Dataset records:
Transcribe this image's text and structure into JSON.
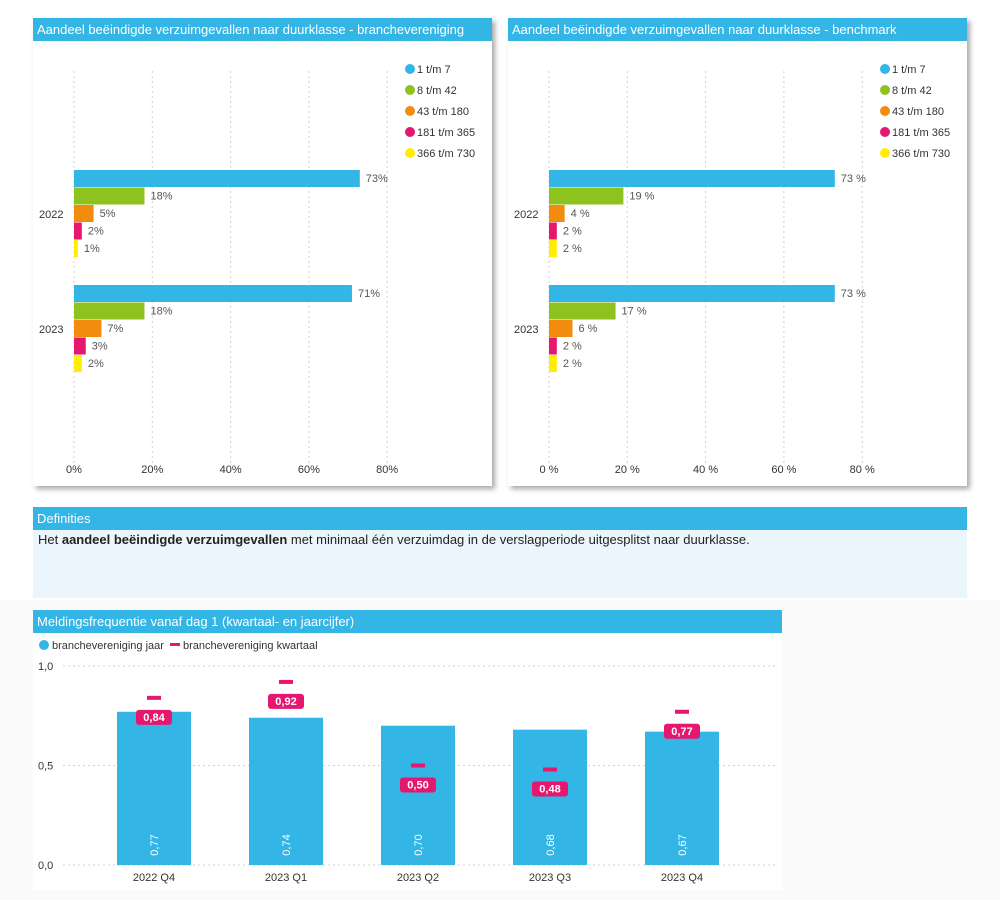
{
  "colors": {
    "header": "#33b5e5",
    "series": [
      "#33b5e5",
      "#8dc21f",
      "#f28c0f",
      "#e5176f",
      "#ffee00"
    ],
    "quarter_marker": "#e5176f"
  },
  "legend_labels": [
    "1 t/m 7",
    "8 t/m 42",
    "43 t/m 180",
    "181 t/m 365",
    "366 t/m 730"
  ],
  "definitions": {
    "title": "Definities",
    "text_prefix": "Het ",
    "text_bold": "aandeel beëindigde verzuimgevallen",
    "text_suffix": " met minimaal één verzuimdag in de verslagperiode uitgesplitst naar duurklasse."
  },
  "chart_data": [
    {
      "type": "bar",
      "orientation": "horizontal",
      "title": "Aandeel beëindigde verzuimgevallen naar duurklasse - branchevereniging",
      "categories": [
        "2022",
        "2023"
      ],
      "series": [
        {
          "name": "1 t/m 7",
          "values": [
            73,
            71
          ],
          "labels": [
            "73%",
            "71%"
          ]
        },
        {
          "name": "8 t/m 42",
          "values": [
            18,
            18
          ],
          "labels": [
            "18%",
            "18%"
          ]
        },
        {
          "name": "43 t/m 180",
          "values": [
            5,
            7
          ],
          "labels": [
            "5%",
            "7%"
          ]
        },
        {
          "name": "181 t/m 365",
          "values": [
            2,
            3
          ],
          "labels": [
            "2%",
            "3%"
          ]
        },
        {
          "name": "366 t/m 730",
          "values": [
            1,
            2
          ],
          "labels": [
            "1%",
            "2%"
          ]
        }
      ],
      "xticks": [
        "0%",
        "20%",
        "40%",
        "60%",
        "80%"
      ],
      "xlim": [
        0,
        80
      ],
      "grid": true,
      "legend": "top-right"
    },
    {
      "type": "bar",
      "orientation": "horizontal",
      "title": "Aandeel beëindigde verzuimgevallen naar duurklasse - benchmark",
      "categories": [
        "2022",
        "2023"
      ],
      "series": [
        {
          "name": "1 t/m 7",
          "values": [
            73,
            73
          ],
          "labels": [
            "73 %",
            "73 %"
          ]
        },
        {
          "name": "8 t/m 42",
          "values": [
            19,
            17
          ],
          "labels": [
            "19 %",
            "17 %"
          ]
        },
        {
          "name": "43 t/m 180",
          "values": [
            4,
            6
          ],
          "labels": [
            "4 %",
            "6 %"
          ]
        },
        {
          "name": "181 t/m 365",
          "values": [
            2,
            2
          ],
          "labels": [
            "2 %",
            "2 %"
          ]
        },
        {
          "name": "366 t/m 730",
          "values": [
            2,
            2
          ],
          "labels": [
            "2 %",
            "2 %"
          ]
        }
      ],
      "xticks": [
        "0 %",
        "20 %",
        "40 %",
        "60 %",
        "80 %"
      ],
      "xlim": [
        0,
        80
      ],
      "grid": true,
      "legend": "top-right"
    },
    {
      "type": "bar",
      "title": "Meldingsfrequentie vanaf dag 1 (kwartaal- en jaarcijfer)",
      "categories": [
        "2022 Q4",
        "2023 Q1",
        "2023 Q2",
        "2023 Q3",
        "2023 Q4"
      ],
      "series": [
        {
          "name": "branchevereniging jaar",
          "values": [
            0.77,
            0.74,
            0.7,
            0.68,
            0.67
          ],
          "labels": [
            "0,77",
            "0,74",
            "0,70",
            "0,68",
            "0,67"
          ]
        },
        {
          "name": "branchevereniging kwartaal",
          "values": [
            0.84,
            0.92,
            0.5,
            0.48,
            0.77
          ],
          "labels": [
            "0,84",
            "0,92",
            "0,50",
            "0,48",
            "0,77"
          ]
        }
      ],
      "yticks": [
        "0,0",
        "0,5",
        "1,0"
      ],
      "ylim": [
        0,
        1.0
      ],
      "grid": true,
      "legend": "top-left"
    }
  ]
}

_What to do_:
Every entry above is to be set down exactly; the pictures are to be left out.

_Output below_:
Transcribe this image's text and structure into JSON.
{
  "colors": {
    "header": "#33b5e5",
    "series": [
      "#33b5e5",
      "#8dc21f",
      "#f28c0f",
      "#e5176f",
      "#ffee00"
    ],
    "quarter_marker": "#e5176f"
  },
  "legend_labels": [
    "1 t/m 7",
    "8 t/m 42",
    "43 t/m 180",
    "181 t/m 365",
    "366 t/m 730"
  ],
  "definitions": {
    "title": "Definities",
    "text_prefix": "Het ",
    "text_bold": "aandeel beëindigde verzuimgevallen",
    "text_suffix": " met minimaal één verzuimdag in de verslagperiode uitgesplitst naar duurklasse."
  },
  "chart_data": [
    {
      "type": "bar",
      "orientation": "horizontal",
      "title": "Aandeel beëindigde verzuimgevallen naar duurklasse - branchevereniging",
      "categories": [
        "2022",
        "2023"
      ],
      "series": [
        {
          "name": "1 t/m 7",
          "values": [
            73,
            71
          ],
          "labels": [
            "73%",
            "71%"
          ]
        },
        {
          "name": "8 t/m 42",
          "values": [
            18,
            18
          ],
          "labels": [
            "18%",
            "18%"
          ]
        },
        {
          "name": "43 t/m 180",
          "values": [
            5,
            7
          ],
          "labels": [
            "5%",
            "7%"
          ]
        },
        {
          "name": "181 t/m 365",
          "values": [
            2,
            3
          ],
          "labels": [
            "2%",
            "3%"
          ]
        },
        {
          "name": "366 t/m 730",
          "values": [
            1,
            2
          ],
          "labels": [
            "1%",
            "2%"
          ]
        }
      ],
      "xticks": [
        "0%",
        "20%",
        "40%",
        "60%",
        "80%"
      ],
      "xlim": [
        0,
        80
      ],
      "grid": true,
      "legend": "top-right"
    },
    {
      "type": "bar",
      "orientation": "horizontal",
      "title": "Aandeel beëindigde verzuimgevallen naar duurklasse - benchmark",
      "categories": [
        "2022",
        "2023"
      ],
      "series": [
        {
          "name": "1 t/m 7",
          "values": [
            73,
            73
          ],
          "labels": [
            "73 %",
            "73 %"
          ]
        },
        {
          "name": "8 t/m 42",
          "values": [
            19,
            17
          ],
          "labels": [
            "19 %",
            "17 %"
          ]
        },
        {
          "name": "43 t/m 180",
          "values": [
            4,
            6
          ],
          "labels": [
            "4 %",
            "6 %"
          ]
        },
        {
          "name": "181 t/m 365",
          "values": [
            2,
            2
          ],
          "labels": [
            "2 %",
            "2 %"
          ]
        },
        {
          "name": "366 t/m 730",
          "values": [
            2,
            2
          ],
          "labels": [
            "2 %",
            "2 %"
          ]
        }
      ],
      "xticks": [
        "0 %",
        "20 %",
        "40 %",
        "60 %",
        "80 %"
      ],
      "xlim": [
        0,
        80
      ],
      "grid": true,
      "legend": "top-right"
    },
    {
      "type": "bar",
      "title": "Meldingsfrequentie vanaf dag 1 (kwartaal- en jaarcijfer)",
      "categories": [
        "2022 Q4",
        "2023 Q1",
        "2023 Q2",
        "2023 Q3",
        "2023 Q4"
      ],
      "series": [
        {
          "name": "branchevereniging jaar",
          "values": [
            0.77,
            0.74,
            0.7,
            0.68,
            0.67
          ],
          "labels": [
            "0,77",
            "0,74",
            "0,70",
            "0,68",
            "0,67"
          ]
        },
        {
          "name": "branchevereniging kwartaal",
          "values": [
            0.84,
            0.92,
            0.5,
            0.48,
            0.77
          ],
          "labels": [
            "0,84",
            "0,92",
            "0,50",
            "0,48",
            "0,77"
          ]
        }
      ],
      "yticks": [
        "0,0",
        "0,5",
        "1,0"
      ],
      "ylim": [
        0,
        1.0
      ],
      "grid": true,
      "legend": "top-left"
    }
  ]
}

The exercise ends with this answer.